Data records
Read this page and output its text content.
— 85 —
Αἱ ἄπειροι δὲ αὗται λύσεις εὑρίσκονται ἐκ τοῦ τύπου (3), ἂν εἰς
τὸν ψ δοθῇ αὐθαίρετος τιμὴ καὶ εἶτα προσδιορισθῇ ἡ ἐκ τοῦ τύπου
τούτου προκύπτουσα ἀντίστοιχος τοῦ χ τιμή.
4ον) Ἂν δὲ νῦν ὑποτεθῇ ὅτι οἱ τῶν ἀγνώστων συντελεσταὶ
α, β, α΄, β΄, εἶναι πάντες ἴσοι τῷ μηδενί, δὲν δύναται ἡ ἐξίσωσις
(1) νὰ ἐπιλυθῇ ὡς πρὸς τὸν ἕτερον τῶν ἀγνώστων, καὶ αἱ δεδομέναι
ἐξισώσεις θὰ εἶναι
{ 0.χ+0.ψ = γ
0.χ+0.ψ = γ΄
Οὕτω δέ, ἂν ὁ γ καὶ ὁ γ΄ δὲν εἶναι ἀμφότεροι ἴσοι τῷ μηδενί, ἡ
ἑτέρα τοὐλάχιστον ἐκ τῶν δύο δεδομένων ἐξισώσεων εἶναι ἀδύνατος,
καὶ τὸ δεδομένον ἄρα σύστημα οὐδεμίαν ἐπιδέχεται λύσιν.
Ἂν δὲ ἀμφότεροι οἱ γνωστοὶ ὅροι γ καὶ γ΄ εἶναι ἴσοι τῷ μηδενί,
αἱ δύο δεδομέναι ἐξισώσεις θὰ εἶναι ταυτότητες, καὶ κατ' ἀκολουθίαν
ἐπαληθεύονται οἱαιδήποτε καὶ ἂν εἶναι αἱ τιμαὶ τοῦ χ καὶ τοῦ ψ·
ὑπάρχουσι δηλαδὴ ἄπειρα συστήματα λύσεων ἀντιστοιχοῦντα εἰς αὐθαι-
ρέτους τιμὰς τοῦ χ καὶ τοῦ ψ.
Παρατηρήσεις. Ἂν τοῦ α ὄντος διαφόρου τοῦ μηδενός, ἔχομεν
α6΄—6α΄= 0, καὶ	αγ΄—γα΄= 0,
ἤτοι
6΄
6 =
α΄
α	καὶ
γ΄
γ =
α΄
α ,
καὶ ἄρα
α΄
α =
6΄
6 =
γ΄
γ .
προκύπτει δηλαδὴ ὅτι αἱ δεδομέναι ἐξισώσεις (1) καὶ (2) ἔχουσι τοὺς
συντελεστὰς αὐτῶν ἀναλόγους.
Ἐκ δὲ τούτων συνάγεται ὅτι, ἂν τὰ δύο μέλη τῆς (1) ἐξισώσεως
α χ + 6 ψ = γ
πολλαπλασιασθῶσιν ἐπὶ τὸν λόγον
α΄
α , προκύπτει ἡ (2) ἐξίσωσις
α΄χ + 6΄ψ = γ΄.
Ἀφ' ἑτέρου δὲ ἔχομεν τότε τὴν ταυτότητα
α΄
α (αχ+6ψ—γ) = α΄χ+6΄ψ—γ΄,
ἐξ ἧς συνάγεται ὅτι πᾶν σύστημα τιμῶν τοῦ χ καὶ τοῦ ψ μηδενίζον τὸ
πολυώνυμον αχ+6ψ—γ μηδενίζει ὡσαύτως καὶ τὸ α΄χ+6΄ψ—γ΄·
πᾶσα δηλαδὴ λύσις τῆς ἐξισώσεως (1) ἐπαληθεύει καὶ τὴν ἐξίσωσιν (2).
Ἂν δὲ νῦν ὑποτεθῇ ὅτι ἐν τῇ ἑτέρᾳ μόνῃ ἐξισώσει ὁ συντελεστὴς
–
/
---
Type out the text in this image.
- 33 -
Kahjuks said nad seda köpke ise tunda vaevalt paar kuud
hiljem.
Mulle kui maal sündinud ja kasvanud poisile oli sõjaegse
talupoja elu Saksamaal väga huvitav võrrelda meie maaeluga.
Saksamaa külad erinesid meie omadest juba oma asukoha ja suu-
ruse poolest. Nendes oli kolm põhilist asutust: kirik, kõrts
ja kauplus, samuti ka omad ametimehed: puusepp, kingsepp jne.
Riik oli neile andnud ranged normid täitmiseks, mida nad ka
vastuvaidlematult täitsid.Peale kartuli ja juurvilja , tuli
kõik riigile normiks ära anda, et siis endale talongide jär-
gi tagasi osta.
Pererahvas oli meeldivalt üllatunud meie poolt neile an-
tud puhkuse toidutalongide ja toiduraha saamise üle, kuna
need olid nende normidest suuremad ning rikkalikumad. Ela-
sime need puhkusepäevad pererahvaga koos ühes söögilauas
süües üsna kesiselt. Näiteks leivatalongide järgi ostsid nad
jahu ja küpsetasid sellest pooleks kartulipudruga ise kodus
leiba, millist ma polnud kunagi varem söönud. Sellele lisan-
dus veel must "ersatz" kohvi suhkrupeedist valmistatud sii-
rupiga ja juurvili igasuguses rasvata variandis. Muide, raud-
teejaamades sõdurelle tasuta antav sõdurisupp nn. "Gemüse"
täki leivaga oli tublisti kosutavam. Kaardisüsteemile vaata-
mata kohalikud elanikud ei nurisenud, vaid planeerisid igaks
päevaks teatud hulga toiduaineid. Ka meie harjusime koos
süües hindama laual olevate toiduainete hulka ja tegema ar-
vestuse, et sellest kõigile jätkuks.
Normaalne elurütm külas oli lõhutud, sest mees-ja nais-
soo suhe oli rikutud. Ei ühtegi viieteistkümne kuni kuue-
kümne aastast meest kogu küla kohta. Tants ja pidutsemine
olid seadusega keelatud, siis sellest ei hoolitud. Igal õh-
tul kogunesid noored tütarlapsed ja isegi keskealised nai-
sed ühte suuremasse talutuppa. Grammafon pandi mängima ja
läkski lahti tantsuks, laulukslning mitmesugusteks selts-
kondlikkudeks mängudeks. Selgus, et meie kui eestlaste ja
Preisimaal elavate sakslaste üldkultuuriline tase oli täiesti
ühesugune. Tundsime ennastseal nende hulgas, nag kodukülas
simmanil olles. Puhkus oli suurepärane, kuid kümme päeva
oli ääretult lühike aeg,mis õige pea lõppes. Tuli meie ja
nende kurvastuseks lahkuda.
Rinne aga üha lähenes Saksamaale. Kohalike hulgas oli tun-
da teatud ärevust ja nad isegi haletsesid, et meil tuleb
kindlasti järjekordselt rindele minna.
---
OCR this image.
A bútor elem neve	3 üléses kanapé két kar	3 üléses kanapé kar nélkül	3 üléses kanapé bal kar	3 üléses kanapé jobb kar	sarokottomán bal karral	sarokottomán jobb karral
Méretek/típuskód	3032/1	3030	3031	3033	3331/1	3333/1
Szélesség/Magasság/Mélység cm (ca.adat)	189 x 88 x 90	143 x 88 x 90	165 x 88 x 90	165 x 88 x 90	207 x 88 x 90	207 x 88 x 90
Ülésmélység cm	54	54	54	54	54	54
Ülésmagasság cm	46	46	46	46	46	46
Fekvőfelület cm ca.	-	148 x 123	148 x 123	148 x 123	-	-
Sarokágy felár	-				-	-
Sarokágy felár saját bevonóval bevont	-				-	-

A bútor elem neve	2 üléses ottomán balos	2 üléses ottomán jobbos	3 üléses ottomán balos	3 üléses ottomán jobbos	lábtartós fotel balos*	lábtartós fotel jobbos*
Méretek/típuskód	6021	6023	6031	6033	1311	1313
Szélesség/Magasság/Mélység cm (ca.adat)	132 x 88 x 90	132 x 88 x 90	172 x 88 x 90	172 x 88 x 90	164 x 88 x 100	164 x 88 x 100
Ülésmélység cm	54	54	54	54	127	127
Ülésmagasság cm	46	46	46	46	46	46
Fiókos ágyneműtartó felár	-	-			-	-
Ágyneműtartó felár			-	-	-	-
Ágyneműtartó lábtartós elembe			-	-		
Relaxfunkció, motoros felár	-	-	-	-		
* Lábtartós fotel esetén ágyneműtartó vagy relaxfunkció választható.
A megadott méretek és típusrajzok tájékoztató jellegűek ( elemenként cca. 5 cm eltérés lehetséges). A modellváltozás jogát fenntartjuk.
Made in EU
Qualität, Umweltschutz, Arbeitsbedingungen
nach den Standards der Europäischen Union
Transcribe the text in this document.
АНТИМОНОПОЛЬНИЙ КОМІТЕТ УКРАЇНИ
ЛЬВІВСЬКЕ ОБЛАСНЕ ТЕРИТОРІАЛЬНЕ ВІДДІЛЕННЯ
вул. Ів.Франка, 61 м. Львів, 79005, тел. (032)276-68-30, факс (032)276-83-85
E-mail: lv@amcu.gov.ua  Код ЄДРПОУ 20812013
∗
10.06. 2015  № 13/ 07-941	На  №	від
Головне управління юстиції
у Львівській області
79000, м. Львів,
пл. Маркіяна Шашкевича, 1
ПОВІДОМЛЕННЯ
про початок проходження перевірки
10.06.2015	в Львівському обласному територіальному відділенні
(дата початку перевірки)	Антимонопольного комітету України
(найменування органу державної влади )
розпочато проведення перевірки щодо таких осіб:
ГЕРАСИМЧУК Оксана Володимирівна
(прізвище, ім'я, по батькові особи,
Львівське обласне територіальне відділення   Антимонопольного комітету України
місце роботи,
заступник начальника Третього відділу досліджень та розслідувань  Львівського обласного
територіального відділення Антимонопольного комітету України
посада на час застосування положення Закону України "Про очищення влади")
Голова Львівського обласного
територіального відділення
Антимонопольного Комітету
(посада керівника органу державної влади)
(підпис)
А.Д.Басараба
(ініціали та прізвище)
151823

_Written problem_
Review the material and copy each line in which the word "neile" appears.

_Solution to this problem_
Riik oli neile andnud ranged normid täitmiseks, mida nad ka
Pererahvas oli meeldivalt üllatunud meie poolt neile an-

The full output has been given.